● Tasks to perform
A. Decide whether each statement agrees with the CNC broken tool thread. Answer yes or no for each, and quote the exact words from the thread that decide it. (i) The original poster cut with a two-flute end mill 0.12" in diameter. (ii) The first reply recommends making the tool stickout as large as possible. (iii) One reply states that a full-width slotting pass is always done as climb milling.
B. Reproduce the passage of the CNC broken tool thread starting at "And more, after" and ending at "get to depth.".

● Text

..............................

Slow motion CNC broken tool

[laurent_parti]

Hi all,

Often we succeed in our project but sometimes not. With this experience I had a leason learned. I prefer to share it with you maybe you can avoid it:

[ame]http://www.youtube.com/watch?v=1moX_dbWxDc[/ame]

Laurent :wall:

 

[kvom]

For me your tool stickout was way too large. Best practice is to keep the stickout as small as possible for a given job, as the tool rigidity is maximized.

 

[jwcnc1911]

Crank the pot man! In my experience that type of surface finish is a result of too much heat. Surface footage is way too high. The aluminum chips are gumming up and sticking to the workpiece. Slow the spindle down or crank the feed way up.

For speed/feed reference this is milling the flywheel for the De Waal rhombic. It's a 0.750in (19.05mm) hss 2fl endmill. 35ipm (889mm/m), 49% stepover, .125in depth of cut, 2800rpm


[ame]http://www.youtube.com/watch?v=nZ5bvLbYbZo[/ame]

Before any one jumps me... I do realize our machines are very different. As I recall we discussed this before. I'm just trying to emphasize the feed/speed relationship. It will cure your surface finish issues and save you money on tools! If you have an Android cell phone download FandS - it's free and has always given me good feeds/speeds.

Hope that helps!

 

[mu38&Bg#]

What were the cutting parameters?

 

[laurent_parti]

Thanks all for your inputs.

Android soft will be a great help.

Parameters are the following:

Tool: 0.12" diameter 2 flutes end mill with center cut
Speed: 7500 rpm
Feed: 31 inch/mn
Deepth: 0.02"
5% stepover :hDe:

And more, after the first layer at -0.02" made in conventionnal travel, the second layer at -0.04 starts with climb travel and 100% of the tool diameter width !

 

[jwcnc1911]

OK... So the slomo video threw me. Your actually going too fast, way too fast. :fan:

Your radial WOC is far too much (on that first step down in the parallel lace operation anyway) I don't know what CAM you use but in a lace operation you should be able to define entry parameters such as helical, 3d path or 2d path options for this purpose. On the pass to go down to the next level you can specify how many steps to take to get to depth.

If you don't have these options you can always machine away material for clearance.

I've really come to dislike parallel operations over the years. Try a spiral path, choose a start point in the middle of the part. You'll never engage more of the tool than you want.

Here's what I get when I put your parameters in:

 

[mu38&Bg#]

I try to run .001-.002" per tooth and I often run ~15,000 RPM. Depth of cut and stepover are somewhat limited by the rigidity of the machine. I usually run 75% stepover, to avoid problems with full width cuts. A very good (expensive commercial grade) CAM would allow me to run the parameters I'd really like, but if I had the money I'd be running a Hass Minimill or similar instead of my frankenmill.

A slotting (full width) pass is always conventional, think about it.

In the video, the aluminum overheated, clogged the flutes, stopped cutting, and broke. With some lubricant it may have made the cut. Depends on the grade and hardness of aluminum and the cutter type.

..............................

● Given records
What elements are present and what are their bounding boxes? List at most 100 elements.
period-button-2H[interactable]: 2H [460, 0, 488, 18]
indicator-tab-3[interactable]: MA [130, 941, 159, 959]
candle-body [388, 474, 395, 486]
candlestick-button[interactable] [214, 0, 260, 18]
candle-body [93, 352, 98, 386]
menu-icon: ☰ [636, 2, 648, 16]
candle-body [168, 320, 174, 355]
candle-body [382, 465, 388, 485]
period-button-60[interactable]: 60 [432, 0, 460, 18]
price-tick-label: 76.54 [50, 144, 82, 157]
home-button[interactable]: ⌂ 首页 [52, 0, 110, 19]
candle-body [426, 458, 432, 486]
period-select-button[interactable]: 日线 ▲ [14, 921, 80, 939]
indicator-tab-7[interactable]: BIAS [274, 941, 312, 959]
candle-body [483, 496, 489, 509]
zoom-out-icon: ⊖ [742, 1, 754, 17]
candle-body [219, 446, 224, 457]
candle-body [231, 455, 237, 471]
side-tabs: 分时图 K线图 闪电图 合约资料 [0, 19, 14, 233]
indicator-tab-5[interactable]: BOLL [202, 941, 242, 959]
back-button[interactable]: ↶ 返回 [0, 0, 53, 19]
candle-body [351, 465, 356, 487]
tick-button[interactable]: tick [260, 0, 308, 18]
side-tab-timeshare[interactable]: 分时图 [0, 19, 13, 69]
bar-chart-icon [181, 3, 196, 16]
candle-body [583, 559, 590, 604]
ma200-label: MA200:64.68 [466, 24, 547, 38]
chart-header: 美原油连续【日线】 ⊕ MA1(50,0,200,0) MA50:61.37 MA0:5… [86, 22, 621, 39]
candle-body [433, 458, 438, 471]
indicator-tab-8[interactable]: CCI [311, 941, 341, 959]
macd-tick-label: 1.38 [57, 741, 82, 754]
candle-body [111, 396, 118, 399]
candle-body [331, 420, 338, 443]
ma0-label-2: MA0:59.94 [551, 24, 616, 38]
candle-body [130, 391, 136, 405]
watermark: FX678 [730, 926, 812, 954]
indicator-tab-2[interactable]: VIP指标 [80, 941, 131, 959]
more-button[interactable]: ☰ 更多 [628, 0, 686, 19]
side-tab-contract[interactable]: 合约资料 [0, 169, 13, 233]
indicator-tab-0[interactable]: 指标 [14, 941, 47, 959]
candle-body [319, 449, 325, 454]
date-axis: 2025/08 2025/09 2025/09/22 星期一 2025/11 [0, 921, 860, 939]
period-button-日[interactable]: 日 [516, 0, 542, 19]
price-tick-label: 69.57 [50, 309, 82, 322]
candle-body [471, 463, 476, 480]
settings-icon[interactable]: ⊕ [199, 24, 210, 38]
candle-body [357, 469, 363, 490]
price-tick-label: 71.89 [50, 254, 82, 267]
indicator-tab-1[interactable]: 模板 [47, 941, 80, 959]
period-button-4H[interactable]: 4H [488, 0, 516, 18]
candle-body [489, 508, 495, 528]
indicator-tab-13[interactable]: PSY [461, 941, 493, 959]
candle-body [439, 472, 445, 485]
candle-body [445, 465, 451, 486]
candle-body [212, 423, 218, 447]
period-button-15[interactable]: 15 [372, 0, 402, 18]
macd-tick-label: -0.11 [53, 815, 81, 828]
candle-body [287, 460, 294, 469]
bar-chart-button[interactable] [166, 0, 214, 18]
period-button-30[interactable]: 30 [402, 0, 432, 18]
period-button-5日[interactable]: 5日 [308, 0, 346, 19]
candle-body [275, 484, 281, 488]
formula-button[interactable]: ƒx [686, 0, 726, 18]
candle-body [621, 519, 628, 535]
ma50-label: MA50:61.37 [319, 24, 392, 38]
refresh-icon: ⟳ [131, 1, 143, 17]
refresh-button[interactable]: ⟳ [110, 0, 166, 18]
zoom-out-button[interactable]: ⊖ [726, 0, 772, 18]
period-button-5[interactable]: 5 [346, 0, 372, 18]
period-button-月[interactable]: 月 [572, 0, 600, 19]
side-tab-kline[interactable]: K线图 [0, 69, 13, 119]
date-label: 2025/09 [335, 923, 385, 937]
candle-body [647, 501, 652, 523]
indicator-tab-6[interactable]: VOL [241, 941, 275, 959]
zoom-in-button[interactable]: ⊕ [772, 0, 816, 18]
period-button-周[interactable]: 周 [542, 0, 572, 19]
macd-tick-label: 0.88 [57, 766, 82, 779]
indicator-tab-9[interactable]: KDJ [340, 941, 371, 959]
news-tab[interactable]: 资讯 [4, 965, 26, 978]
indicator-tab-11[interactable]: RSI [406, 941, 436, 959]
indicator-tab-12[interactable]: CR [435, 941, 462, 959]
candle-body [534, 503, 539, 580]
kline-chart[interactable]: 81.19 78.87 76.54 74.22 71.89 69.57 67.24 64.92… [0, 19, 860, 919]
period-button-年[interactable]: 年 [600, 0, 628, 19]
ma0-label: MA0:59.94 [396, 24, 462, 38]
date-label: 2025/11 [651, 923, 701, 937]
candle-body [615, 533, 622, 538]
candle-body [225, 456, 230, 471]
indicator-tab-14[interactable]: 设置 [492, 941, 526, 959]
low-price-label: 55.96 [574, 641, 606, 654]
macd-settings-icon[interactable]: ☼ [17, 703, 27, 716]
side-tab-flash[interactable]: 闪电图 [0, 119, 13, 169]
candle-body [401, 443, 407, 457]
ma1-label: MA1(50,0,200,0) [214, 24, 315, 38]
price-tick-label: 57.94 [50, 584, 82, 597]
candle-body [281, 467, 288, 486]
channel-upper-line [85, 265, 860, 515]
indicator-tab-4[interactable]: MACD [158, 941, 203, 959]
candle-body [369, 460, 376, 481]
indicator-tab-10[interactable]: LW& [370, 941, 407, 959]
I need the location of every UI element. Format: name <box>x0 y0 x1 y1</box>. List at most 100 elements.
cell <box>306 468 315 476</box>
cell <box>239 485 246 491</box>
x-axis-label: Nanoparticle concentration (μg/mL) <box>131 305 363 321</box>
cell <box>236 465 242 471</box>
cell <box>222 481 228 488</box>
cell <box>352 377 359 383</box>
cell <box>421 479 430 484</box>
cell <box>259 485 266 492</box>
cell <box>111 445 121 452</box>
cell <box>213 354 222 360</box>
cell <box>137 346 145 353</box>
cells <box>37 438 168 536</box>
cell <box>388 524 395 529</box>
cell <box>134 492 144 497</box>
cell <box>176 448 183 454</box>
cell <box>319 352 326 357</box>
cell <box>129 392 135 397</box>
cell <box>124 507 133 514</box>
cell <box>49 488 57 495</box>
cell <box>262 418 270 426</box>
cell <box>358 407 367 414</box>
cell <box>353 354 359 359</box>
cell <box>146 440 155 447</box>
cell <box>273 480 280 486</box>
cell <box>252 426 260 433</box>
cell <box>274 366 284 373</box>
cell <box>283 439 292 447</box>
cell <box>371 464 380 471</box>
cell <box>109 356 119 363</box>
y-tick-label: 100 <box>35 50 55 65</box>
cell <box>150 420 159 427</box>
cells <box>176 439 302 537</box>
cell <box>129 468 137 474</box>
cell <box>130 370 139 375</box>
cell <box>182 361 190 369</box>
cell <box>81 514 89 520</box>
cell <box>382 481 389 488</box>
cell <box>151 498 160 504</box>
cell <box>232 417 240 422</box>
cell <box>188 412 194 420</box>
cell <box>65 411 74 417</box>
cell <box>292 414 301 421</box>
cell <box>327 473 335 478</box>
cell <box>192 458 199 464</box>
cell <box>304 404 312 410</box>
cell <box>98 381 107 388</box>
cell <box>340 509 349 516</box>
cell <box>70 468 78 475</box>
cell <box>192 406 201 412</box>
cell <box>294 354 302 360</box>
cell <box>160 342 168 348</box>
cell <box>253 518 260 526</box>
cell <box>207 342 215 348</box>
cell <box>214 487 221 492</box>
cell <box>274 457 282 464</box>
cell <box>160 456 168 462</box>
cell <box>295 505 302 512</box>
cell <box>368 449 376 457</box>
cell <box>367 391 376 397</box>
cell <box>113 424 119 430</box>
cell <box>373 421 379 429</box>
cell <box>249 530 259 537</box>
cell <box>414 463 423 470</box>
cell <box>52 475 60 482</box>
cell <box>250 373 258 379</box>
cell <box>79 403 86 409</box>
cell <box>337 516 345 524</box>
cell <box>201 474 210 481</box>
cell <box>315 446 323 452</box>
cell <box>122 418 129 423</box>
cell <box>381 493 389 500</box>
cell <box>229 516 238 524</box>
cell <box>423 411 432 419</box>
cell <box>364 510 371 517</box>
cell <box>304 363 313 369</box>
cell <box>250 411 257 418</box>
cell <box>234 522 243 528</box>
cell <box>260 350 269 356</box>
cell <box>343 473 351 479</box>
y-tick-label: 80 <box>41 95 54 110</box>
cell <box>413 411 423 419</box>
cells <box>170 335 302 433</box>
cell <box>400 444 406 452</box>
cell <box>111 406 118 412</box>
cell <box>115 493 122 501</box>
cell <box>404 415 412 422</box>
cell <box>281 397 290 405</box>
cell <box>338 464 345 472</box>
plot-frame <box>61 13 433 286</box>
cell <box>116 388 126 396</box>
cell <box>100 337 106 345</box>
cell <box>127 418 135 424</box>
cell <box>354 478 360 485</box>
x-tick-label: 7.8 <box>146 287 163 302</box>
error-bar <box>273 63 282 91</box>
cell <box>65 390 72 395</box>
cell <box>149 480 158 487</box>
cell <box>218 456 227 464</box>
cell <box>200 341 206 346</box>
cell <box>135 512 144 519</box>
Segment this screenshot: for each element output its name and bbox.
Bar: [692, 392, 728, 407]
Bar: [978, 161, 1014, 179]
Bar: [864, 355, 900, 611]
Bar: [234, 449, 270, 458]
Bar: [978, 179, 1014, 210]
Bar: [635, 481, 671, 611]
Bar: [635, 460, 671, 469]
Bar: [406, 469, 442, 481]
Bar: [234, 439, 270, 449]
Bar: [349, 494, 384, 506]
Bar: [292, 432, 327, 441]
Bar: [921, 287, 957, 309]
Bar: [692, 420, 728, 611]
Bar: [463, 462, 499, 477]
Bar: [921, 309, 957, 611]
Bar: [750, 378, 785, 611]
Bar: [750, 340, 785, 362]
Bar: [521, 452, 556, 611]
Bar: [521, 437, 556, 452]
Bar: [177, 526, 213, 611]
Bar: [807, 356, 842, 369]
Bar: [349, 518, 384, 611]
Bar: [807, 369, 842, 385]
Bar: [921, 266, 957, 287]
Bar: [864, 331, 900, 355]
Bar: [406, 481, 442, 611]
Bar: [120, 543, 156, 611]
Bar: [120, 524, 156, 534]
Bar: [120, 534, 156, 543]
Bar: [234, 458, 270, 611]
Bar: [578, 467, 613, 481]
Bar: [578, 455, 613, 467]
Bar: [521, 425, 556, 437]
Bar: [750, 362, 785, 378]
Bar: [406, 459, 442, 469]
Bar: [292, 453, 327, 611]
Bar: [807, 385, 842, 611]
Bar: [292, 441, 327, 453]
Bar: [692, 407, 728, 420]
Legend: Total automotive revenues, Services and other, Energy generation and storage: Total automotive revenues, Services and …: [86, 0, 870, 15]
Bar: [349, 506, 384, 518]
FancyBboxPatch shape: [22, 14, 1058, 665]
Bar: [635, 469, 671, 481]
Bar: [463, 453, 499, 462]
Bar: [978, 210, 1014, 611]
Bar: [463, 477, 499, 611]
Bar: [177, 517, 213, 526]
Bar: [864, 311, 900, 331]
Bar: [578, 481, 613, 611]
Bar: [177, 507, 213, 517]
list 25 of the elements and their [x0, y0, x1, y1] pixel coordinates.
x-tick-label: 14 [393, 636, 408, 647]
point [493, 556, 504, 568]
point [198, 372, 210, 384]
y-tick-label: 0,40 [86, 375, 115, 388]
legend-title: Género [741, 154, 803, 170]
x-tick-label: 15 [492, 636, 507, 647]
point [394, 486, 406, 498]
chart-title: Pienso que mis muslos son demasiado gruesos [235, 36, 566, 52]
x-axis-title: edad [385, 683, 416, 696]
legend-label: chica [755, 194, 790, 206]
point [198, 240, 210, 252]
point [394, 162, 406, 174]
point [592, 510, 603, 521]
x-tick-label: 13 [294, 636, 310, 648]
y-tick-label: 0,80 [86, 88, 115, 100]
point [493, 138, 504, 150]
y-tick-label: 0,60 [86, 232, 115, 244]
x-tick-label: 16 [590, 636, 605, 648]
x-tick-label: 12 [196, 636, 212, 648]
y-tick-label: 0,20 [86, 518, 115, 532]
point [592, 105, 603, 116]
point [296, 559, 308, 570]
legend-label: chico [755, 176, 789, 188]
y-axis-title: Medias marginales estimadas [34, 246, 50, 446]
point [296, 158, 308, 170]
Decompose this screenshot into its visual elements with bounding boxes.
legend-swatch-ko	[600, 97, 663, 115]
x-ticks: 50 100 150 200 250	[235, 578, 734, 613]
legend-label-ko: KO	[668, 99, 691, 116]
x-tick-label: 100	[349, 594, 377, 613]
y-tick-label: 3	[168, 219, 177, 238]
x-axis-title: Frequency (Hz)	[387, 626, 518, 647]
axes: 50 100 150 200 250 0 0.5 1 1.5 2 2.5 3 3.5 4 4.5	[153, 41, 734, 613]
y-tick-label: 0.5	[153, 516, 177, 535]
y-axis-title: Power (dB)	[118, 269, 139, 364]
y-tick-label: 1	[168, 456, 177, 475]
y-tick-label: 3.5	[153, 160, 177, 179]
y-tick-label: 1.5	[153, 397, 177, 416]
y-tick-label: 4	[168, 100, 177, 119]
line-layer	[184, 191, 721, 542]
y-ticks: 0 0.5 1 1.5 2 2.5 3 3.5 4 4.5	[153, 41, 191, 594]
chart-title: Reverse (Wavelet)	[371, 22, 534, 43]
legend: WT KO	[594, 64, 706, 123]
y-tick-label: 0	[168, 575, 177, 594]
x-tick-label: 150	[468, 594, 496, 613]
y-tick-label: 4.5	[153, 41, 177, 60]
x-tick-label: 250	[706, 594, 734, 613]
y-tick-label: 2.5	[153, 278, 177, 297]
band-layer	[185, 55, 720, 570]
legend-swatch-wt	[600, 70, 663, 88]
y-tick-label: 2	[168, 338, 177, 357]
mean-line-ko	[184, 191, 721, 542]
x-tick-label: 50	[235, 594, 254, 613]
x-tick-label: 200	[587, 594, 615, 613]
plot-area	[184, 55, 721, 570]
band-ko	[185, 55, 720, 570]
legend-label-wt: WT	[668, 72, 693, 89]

..............................

● Problem solutions
A.
(i) Yes: "Tool: 0.12" diameter 2 flutes end mill with center cut"
(ii) No: "Best practice is to keep the stickout as small as possible for a given job"
(iii) No: "A slotting (full width) pass is always conventional, think about it."

B.
And more, after the first layer at -0.02" made in conventionnal travel, the second layer at -0.04 starts with climb travel and 100% of the tool diameter width !

 

[jwcnc1911]

OK... So the slomo video threw me. Your actually going too fast, way too fast. :fan:

Your radial WOC is far too much (on that first step down in the parallel lace operation anyway) I don't know what CAM you use but in a lace operation you should be able to define entry parameters such as helical, 3d path or 2d path options for this purpose. On the pass to go down to the next level you can specify how many steps to take to get to depth.